DATA LINES:

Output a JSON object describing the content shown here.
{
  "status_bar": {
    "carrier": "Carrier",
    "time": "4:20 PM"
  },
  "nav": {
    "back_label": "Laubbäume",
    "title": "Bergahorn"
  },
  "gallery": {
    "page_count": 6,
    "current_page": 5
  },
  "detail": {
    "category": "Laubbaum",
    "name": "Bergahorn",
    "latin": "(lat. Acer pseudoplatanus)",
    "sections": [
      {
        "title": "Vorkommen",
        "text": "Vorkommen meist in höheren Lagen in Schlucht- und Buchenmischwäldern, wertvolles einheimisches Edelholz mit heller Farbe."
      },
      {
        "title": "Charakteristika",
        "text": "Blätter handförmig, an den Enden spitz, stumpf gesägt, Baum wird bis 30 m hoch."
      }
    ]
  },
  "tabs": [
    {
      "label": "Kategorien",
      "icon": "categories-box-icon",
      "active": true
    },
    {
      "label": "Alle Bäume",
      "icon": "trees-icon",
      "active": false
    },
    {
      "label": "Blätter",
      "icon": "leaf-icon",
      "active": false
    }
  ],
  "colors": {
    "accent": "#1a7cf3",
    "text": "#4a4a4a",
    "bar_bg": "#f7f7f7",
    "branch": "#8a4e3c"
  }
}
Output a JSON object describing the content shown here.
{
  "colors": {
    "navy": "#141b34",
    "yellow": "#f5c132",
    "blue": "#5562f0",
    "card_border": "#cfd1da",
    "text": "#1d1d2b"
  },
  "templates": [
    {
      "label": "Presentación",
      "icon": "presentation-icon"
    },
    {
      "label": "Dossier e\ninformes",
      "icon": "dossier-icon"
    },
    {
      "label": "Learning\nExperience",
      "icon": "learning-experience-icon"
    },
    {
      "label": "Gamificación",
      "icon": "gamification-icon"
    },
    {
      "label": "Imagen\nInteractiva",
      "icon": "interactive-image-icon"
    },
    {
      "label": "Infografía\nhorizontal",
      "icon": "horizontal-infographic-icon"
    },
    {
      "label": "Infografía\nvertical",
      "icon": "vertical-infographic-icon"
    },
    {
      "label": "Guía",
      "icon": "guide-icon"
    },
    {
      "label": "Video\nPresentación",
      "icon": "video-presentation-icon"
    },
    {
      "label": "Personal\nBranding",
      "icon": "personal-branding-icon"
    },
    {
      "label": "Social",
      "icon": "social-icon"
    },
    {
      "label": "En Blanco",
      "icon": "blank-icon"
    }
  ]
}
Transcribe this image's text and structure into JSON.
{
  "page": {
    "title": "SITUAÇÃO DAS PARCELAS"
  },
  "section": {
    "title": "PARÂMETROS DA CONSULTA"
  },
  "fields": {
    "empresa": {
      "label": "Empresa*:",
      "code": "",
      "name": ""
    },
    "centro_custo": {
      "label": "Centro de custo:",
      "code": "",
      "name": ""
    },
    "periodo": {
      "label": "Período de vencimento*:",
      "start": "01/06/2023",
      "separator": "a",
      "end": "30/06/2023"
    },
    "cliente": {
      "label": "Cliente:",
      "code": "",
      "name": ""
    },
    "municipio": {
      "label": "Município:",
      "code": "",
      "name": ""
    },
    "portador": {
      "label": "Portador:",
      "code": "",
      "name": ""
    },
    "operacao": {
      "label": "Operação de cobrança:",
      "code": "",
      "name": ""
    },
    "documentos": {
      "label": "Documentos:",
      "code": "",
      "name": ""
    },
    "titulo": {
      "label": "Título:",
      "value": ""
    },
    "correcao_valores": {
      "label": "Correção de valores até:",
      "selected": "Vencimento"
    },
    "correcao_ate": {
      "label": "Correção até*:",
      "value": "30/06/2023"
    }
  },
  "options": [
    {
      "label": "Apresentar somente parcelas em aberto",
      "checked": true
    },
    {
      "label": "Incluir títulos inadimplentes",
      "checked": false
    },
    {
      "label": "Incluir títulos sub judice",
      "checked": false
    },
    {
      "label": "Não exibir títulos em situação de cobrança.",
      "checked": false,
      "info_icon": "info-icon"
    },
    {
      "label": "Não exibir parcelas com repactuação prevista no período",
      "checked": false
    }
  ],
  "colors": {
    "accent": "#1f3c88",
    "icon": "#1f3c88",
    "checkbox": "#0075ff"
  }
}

WORK INSTRUCTIONS:
In the material above, find each line that contains the word "exibir", and select it.

RESULT OF THIS TASK:
      "label": "Não exibir títulos em situação de cobrança.",
      "label": "Não exibir parcelas com repactuação prevista no período",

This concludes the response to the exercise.